Aim of the exercise
Extract every line where the string "values" appears.
***** Provided material
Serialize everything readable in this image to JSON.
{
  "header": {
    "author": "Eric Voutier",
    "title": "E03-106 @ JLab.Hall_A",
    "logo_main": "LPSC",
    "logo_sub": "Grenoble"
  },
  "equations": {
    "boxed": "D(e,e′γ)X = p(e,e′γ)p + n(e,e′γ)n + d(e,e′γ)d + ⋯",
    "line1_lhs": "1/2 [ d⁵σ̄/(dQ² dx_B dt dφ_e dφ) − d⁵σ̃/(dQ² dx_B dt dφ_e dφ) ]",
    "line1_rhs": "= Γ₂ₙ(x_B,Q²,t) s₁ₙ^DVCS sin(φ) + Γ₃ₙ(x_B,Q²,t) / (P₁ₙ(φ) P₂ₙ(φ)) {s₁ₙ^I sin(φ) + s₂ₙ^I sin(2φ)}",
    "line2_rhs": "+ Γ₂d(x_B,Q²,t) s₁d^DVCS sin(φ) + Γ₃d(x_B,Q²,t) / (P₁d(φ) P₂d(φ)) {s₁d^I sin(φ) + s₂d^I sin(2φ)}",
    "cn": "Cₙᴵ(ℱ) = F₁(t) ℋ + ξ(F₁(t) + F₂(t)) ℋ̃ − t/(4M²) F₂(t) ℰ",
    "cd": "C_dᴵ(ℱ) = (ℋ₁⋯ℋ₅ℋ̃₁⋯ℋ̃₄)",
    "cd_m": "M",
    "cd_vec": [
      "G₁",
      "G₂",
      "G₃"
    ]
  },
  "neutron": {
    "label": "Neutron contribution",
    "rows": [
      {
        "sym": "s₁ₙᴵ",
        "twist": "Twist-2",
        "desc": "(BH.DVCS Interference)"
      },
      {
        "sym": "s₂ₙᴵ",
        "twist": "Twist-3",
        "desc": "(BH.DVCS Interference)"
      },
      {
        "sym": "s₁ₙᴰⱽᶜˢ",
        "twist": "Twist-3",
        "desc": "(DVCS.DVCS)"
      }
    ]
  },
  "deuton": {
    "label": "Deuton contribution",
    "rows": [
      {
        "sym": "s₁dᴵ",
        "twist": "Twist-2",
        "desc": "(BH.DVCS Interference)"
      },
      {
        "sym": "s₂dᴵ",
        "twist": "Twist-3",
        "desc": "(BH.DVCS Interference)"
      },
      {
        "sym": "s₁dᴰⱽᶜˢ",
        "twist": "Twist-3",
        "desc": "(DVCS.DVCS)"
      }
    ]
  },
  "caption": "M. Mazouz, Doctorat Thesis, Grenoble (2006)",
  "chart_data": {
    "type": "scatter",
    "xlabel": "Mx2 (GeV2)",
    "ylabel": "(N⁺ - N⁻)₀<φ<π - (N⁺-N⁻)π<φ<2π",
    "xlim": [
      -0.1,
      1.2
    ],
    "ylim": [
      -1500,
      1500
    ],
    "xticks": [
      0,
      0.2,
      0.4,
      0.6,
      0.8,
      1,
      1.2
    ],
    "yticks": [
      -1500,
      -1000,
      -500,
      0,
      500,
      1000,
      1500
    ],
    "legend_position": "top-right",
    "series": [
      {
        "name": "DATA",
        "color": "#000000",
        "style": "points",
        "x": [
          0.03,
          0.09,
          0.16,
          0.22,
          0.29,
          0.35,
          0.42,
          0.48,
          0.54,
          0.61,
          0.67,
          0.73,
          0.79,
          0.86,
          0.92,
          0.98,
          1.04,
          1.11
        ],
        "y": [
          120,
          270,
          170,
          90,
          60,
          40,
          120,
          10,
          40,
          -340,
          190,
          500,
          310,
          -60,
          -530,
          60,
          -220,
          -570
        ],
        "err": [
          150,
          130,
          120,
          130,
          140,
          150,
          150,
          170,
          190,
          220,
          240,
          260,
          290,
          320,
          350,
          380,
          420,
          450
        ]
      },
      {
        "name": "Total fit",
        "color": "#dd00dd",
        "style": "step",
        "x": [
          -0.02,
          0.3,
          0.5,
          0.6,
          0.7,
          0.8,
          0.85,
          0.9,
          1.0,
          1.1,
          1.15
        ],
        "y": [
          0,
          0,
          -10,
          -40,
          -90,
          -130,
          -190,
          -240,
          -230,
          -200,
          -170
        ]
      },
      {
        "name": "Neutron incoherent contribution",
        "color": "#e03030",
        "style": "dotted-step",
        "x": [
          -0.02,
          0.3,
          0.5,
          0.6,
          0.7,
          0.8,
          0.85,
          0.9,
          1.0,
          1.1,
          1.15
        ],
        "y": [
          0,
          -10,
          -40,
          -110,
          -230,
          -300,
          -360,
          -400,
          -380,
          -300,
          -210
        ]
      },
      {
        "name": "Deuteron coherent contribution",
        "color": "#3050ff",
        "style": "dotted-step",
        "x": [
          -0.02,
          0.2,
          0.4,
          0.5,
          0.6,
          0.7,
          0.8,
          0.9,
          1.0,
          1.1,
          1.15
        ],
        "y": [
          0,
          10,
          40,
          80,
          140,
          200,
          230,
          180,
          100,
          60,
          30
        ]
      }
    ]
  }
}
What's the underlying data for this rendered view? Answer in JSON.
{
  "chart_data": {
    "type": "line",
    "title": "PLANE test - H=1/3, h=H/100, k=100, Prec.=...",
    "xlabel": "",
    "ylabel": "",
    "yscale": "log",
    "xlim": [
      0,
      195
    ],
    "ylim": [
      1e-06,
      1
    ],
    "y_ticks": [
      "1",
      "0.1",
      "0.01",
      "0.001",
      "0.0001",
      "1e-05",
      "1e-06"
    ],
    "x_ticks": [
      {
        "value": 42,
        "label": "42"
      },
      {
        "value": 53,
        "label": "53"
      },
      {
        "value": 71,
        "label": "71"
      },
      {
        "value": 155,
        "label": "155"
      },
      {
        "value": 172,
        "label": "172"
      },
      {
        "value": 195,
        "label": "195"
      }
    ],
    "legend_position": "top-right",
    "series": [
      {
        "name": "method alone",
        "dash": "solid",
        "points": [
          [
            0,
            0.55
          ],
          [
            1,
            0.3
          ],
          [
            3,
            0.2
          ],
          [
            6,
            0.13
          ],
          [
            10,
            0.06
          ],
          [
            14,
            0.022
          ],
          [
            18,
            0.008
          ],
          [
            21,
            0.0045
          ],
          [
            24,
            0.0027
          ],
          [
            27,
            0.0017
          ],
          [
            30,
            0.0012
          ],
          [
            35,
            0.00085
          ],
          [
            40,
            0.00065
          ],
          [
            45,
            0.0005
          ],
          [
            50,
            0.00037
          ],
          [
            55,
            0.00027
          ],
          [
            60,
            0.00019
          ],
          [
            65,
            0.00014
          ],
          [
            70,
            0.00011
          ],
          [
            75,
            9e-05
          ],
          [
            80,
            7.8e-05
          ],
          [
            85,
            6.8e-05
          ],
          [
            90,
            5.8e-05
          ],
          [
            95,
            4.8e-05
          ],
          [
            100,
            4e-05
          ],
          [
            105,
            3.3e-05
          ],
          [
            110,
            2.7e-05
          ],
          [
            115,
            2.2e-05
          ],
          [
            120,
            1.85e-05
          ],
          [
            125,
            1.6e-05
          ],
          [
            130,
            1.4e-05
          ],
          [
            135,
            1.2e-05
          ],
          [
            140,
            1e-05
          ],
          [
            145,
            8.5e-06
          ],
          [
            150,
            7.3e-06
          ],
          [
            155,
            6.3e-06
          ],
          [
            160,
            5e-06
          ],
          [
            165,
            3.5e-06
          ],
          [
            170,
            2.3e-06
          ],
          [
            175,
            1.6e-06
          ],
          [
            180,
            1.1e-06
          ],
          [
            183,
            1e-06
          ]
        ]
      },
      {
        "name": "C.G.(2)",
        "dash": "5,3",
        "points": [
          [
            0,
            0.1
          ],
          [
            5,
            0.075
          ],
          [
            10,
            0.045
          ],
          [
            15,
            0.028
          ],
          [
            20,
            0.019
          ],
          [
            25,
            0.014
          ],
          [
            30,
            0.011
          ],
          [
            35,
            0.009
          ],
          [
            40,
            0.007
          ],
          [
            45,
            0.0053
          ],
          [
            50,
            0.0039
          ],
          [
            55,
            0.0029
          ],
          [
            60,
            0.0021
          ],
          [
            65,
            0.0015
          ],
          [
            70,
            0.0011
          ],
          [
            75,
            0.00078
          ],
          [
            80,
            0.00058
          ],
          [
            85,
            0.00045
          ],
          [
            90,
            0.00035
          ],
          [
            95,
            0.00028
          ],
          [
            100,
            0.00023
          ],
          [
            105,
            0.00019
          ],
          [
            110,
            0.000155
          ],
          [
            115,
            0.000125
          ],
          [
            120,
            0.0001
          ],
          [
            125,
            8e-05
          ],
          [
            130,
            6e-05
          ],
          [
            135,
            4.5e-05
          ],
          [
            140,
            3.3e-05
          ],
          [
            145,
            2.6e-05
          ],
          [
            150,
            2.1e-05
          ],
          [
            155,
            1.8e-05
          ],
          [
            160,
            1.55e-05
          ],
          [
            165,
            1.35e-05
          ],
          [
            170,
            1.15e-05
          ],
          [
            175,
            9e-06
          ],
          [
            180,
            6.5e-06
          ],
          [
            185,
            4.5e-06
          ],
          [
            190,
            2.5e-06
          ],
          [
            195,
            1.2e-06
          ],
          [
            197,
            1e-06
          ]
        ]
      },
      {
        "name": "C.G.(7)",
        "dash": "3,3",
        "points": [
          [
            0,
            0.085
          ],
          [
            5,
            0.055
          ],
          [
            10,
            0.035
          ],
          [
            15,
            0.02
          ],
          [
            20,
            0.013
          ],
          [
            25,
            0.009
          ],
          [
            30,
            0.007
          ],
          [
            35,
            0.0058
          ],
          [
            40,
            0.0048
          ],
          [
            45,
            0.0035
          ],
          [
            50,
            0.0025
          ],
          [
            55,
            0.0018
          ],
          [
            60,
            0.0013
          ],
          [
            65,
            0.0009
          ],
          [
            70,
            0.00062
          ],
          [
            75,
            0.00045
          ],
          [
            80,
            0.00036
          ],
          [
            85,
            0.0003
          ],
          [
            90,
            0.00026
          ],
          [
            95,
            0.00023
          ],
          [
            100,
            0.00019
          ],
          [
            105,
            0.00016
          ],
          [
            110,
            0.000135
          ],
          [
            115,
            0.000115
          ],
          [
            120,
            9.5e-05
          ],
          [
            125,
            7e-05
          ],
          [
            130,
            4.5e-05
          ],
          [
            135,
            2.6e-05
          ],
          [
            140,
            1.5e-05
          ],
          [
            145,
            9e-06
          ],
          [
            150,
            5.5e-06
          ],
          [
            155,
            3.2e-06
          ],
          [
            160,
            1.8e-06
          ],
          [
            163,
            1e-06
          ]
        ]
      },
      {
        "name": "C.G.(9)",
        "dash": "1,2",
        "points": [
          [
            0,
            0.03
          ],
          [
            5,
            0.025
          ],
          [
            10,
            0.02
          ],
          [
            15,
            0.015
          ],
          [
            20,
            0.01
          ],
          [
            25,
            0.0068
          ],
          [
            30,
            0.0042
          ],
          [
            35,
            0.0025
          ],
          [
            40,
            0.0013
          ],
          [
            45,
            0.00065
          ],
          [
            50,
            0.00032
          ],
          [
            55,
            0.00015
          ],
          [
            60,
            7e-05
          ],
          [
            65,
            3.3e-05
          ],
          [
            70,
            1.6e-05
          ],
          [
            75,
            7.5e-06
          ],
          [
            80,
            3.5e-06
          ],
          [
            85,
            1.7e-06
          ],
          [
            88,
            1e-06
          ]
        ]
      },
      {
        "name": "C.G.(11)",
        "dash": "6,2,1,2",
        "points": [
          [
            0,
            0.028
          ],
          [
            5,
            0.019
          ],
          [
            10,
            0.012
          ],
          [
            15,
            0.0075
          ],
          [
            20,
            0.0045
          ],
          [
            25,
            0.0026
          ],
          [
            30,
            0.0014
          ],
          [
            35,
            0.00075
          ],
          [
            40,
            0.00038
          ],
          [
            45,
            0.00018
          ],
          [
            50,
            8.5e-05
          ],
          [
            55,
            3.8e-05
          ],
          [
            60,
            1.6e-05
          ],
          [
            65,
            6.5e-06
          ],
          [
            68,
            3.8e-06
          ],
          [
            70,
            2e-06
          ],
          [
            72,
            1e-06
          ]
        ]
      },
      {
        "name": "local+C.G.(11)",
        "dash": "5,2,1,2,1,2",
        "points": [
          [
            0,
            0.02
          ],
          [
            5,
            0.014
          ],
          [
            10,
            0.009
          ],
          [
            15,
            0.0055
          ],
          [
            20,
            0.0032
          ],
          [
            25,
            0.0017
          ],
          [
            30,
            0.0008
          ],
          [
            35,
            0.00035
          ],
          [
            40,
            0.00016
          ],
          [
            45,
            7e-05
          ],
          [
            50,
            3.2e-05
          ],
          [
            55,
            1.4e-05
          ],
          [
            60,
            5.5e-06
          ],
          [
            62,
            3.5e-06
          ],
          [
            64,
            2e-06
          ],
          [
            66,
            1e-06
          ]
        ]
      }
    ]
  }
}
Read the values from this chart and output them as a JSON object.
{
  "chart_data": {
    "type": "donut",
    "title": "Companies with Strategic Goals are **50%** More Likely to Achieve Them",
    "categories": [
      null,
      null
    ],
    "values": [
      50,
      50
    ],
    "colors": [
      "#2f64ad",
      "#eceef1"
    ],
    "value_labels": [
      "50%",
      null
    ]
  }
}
**********
Result
Read the values from this chart and output them as a JSON object.
    "values": [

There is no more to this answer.